Pictures within the data are to be left out; everything else must be reproduced exactly.

#####

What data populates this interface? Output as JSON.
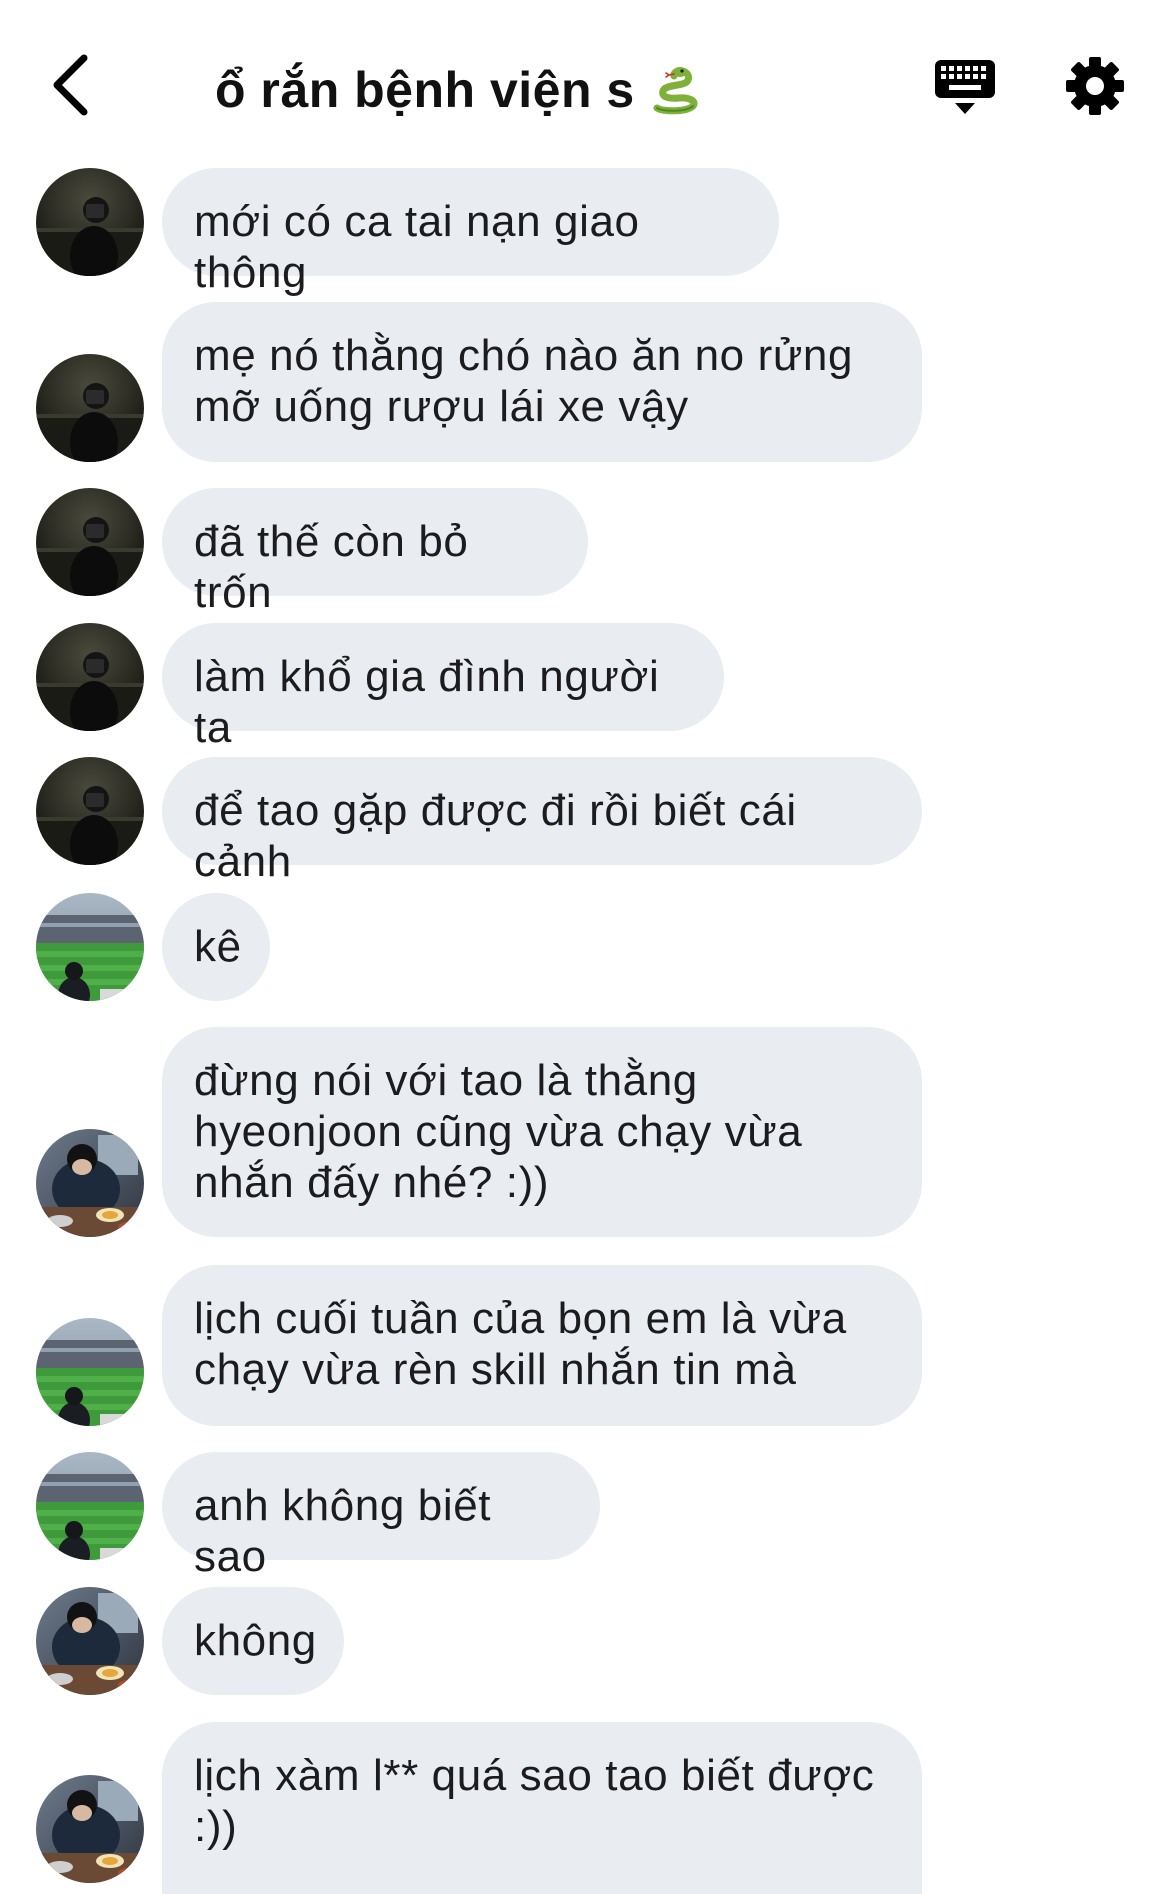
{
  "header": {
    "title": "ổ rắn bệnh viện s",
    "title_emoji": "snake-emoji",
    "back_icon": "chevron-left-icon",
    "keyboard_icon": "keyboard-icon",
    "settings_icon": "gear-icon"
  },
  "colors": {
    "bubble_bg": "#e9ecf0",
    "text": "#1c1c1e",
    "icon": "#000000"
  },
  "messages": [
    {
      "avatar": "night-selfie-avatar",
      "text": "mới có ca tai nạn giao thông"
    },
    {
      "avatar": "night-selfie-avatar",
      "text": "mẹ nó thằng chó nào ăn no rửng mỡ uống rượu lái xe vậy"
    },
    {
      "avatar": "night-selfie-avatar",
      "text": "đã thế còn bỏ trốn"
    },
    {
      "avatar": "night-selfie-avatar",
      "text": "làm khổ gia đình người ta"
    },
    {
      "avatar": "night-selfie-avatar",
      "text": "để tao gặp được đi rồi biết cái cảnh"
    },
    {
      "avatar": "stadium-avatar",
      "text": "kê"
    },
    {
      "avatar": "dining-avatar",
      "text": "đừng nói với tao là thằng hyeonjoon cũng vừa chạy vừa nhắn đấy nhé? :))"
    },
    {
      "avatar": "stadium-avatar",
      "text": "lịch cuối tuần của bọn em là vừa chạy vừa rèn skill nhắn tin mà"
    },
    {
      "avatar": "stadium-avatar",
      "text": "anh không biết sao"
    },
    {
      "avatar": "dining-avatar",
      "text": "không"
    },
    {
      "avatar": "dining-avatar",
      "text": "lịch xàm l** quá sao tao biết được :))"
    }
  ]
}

#####

CORRECT RESPONSE:
What data populates this interface? Output as JSON.
{
  "header": {
    "title": "ổ rắn bệnh viện s",
    "title_emoji": "snake-emoji",
    "back_icon": "chevron-left-icon",
    "keyboard_icon": "keyboard-icon",
    "settings_icon": "gear-icon"
  },
  "colors": {
    "bubble_bg": "#e9ecf0",
    "text": "#1c1c1e",
    "icon": "#000000"
  },
  "messages": [
    {
      "avatar": "night-selfie-avatar",
      "text": "mới có ca tai nạn giao thông"
    },
    {
      "avatar": "night-selfie-avatar",
      "text": "mẹ nó thằng chó nào ăn no rửng mỡ uống rượu lái xe vậy"
    },
    {
      "avatar": "night-selfie-avatar",
      "text": "đã thế còn bỏ trốn"
    },
    {
      "avatar": "night-selfie-avatar",
      "text": "làm khổ gia đình người ta"
    },
    {
      "avatar": "night-selfie-avatar",
      "text": "để tao gặp được đi rồi biết cái cảnh"
    },
    {
      "avatar": "stadium-avatar",
      "text": "kê"
    },
    {
      "avatar": "dining-avatar",
      "text": "đừng nói với tao là thằng hyeonjoon cũng vừa chạy vừa nhắn đấy nhé? :))"
    },
    {
      "avatar": "stadium-avatar",
      "text": "lịch cuối tuần của bọn em là vừa chạy vừa rèn skill nhắn tin mà"
    },
    {
      "avatar": "stadium-avatar",
      "text": "anh không biết sao"
    },
    {
      "avatar": "dining-avatar",
      "text": "không"
    },
    {
      "avatar": "dining-avatar",
      "text": "lịch xàm l** quá sao tao biết được :))"
    }
  ]
}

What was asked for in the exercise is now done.